(Stored data)
○ ○ ○ ○ ○

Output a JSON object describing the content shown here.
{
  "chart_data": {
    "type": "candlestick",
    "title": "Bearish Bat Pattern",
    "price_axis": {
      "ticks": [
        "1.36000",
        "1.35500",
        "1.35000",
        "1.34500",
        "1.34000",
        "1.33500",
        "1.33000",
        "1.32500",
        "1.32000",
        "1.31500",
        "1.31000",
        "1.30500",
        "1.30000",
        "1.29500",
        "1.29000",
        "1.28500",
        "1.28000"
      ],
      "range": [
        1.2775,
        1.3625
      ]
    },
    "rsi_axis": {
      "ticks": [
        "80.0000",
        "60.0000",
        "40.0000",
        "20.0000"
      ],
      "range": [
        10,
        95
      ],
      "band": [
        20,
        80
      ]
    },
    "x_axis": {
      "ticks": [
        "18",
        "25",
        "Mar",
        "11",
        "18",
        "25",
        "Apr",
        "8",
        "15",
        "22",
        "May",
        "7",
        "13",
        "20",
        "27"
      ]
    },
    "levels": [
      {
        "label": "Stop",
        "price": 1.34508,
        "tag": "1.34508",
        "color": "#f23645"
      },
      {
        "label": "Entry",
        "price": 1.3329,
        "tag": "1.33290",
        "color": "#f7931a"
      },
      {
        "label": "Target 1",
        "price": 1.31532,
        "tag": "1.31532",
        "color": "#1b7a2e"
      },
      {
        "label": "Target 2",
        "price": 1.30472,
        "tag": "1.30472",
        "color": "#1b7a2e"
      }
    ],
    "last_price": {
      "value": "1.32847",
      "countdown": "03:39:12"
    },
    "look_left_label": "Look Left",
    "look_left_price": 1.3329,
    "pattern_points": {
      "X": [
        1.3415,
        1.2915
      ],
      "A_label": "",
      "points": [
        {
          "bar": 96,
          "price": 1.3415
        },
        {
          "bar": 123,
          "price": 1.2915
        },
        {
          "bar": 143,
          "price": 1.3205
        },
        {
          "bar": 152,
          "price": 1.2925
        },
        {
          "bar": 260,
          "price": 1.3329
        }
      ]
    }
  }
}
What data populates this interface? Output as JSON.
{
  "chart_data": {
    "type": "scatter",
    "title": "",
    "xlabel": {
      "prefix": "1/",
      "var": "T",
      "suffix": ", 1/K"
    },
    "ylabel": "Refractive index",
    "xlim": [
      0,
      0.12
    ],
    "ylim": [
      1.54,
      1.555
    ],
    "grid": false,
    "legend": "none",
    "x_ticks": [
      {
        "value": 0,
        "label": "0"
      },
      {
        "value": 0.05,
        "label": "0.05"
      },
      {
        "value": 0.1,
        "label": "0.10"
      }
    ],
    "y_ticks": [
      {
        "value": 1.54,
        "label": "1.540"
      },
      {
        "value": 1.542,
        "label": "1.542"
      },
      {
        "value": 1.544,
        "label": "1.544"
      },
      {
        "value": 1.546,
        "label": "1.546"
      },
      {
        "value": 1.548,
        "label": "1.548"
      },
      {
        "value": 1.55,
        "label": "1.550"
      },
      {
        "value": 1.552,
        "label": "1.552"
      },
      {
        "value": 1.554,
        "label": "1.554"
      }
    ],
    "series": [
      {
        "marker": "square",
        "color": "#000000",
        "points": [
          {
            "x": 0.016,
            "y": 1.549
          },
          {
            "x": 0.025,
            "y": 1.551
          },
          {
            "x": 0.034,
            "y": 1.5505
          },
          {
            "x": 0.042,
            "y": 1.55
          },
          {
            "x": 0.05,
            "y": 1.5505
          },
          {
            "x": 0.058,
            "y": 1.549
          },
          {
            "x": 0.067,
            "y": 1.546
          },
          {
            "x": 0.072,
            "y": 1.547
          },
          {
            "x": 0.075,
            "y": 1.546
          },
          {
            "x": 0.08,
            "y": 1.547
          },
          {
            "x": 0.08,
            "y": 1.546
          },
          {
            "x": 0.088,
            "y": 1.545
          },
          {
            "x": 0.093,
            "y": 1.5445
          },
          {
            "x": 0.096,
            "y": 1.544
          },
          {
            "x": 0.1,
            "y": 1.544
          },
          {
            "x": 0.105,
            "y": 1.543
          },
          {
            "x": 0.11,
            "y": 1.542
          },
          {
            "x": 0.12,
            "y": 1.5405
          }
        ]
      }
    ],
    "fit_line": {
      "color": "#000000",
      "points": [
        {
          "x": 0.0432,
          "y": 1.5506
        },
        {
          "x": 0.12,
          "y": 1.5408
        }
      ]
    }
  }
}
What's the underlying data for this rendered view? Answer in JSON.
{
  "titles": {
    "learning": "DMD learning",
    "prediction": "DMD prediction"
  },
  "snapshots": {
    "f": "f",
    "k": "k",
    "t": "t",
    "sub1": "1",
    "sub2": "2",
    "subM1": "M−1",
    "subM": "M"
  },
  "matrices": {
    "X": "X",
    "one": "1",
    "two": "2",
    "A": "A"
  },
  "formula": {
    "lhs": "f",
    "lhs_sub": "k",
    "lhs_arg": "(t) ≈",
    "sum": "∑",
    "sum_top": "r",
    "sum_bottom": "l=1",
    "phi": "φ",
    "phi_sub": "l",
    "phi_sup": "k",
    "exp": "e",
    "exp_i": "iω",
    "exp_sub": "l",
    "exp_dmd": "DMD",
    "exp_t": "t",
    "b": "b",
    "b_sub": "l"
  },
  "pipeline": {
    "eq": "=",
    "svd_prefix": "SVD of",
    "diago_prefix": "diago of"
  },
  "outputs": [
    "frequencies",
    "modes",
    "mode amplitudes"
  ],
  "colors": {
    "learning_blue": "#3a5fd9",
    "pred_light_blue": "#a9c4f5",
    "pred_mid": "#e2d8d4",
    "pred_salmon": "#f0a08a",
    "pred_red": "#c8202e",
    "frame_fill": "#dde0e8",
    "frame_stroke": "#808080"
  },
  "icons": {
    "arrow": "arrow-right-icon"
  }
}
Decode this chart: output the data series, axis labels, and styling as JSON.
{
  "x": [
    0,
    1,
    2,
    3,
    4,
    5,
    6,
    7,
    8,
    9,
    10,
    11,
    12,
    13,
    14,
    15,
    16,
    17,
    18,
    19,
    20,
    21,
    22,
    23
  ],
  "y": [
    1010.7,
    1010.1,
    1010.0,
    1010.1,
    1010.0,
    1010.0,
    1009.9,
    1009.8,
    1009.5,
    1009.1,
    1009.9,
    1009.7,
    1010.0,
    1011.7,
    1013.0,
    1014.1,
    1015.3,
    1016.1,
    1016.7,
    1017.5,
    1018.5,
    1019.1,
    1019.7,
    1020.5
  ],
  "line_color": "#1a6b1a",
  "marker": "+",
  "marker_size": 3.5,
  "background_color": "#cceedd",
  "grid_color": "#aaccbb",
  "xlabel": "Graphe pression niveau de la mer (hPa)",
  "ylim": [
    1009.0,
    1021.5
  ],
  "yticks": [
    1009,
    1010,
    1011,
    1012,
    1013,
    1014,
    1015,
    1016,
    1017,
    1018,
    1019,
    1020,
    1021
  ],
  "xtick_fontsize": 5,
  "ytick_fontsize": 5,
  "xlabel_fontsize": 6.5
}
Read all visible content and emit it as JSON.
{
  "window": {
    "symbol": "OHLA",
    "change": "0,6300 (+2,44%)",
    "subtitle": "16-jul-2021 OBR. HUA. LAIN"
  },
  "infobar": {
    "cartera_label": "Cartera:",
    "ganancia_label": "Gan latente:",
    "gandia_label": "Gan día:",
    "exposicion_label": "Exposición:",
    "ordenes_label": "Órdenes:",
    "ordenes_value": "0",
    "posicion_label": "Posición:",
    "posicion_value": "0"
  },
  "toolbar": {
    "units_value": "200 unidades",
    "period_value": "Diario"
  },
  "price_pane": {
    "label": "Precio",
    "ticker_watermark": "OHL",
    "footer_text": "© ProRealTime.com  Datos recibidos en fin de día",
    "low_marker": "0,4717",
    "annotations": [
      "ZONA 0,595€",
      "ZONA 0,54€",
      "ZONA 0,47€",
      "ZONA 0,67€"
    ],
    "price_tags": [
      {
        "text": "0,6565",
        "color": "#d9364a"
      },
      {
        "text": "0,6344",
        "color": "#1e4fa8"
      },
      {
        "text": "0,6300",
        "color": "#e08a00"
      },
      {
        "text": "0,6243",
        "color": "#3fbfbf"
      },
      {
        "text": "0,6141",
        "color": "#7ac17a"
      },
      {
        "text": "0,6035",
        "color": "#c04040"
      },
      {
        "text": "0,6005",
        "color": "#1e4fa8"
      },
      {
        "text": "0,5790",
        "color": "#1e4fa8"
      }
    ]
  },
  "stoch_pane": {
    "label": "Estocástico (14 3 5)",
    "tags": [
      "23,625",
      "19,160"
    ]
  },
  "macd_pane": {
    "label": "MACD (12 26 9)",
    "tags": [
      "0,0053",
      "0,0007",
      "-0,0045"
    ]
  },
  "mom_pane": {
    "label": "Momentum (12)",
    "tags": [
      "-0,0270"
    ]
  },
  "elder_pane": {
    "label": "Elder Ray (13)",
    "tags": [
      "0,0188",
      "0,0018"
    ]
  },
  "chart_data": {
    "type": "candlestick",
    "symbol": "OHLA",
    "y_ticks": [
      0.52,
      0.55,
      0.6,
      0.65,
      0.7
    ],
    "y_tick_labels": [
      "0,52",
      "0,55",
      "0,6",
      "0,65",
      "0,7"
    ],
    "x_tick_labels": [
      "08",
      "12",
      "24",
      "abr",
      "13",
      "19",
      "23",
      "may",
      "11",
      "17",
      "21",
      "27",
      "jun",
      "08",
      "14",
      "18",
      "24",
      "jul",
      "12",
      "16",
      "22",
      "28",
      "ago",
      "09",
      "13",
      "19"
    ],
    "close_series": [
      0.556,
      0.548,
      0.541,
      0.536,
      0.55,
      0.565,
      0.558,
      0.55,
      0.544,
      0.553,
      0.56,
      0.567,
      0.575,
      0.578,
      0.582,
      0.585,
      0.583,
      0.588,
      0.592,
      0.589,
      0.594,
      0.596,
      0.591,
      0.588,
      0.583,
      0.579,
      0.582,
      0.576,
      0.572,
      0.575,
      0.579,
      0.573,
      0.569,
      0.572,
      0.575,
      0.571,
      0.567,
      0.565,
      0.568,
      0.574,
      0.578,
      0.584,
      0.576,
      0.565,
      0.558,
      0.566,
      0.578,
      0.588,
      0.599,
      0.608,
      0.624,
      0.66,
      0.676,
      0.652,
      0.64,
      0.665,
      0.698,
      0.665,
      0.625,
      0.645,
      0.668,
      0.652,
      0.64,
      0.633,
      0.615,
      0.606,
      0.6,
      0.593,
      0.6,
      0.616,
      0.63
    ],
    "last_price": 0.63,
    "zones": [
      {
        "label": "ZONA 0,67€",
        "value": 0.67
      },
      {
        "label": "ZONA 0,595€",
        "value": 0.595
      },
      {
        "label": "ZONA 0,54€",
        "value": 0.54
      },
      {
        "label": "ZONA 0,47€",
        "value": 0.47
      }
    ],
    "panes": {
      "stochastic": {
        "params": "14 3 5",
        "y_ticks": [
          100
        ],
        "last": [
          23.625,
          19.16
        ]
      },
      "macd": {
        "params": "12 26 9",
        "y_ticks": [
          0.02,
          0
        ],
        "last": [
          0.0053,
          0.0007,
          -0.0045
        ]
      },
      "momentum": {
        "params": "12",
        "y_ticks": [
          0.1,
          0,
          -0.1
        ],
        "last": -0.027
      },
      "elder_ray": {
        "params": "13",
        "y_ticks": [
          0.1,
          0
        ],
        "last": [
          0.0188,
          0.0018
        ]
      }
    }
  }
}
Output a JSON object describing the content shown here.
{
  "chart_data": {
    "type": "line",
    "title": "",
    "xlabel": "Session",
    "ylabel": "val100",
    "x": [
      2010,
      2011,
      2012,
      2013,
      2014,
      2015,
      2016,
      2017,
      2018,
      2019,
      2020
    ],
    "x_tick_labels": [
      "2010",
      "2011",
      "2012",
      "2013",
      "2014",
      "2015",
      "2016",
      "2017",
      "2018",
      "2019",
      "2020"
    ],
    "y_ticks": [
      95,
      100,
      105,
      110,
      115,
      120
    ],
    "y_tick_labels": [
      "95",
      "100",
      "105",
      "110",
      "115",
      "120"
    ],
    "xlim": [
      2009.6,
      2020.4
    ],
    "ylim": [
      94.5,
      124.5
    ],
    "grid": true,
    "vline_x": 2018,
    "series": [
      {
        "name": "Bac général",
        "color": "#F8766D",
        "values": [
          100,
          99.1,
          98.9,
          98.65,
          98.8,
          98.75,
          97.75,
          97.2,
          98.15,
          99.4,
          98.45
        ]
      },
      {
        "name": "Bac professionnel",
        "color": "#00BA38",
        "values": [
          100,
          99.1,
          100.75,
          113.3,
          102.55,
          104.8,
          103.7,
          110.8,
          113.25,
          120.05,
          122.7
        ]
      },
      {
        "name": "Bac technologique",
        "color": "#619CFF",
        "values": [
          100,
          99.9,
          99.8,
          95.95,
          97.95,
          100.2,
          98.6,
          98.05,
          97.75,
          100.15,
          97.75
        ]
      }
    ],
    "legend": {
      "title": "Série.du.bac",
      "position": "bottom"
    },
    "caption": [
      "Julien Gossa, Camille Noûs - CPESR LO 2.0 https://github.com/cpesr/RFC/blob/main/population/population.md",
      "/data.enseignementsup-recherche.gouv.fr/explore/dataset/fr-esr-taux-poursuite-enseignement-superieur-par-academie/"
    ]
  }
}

○ ○ ○ ○ ○

From the data above, copy each line that holds "type".

**Result for this exercise**
    "type": "candlestick",
    "type": "scatter",
    "type": "candlestick",
    "type": "line",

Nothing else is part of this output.